- _Task brief_
Tell how many lines in the data below contain "episode", using one number as the whole reply.

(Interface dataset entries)

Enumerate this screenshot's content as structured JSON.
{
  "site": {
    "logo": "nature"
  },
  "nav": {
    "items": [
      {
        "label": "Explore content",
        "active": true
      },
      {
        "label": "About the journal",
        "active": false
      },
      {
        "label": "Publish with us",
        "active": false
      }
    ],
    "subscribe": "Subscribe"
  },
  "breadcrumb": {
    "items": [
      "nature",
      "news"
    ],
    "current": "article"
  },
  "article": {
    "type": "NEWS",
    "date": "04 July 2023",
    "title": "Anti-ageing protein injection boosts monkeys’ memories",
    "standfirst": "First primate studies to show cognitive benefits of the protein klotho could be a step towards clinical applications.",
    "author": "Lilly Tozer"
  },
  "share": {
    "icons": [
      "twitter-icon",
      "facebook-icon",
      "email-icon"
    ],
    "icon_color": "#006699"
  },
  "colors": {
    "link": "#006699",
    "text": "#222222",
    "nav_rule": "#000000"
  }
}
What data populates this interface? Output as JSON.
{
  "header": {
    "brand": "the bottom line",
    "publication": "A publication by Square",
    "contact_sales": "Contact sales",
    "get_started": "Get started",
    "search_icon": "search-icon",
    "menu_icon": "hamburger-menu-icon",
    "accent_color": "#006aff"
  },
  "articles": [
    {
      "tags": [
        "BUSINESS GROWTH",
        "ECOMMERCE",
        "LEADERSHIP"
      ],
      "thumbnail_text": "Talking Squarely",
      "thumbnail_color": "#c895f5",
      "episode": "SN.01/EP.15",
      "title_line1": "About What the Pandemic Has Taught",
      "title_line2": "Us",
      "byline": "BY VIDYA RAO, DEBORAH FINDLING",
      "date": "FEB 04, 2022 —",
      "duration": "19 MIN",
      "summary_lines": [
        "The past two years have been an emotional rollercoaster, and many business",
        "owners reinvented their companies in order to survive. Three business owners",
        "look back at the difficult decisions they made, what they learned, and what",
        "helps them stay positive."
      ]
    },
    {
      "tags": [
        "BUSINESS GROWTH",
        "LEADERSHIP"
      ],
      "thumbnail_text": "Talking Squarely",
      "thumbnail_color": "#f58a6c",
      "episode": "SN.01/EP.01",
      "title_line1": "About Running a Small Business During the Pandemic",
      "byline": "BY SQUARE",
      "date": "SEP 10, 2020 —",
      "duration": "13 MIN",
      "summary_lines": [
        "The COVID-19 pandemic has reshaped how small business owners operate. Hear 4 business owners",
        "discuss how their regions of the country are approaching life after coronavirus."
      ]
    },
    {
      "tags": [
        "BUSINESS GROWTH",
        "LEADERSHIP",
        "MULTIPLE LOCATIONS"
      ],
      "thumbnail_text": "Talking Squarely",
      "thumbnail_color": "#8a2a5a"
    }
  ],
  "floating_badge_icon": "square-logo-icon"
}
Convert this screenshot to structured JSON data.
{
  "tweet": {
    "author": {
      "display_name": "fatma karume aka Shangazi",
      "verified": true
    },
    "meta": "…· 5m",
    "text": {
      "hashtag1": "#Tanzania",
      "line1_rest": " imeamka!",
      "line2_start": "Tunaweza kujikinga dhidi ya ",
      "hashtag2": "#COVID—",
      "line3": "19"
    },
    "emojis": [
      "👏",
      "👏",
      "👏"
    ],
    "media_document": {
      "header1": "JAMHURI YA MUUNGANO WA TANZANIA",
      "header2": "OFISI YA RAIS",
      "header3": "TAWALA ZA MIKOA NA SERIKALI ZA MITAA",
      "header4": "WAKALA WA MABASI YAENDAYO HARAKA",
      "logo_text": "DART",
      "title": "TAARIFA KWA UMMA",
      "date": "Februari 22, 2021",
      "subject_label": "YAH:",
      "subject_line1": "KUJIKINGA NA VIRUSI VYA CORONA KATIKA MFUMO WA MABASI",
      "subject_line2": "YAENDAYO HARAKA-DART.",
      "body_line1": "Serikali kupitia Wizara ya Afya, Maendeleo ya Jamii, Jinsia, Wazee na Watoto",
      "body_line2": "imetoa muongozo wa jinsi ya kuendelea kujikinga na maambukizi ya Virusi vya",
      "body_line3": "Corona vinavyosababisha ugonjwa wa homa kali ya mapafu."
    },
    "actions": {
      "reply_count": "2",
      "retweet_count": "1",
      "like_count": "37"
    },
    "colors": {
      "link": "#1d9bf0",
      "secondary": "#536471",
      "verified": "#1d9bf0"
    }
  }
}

- _Answer area_
2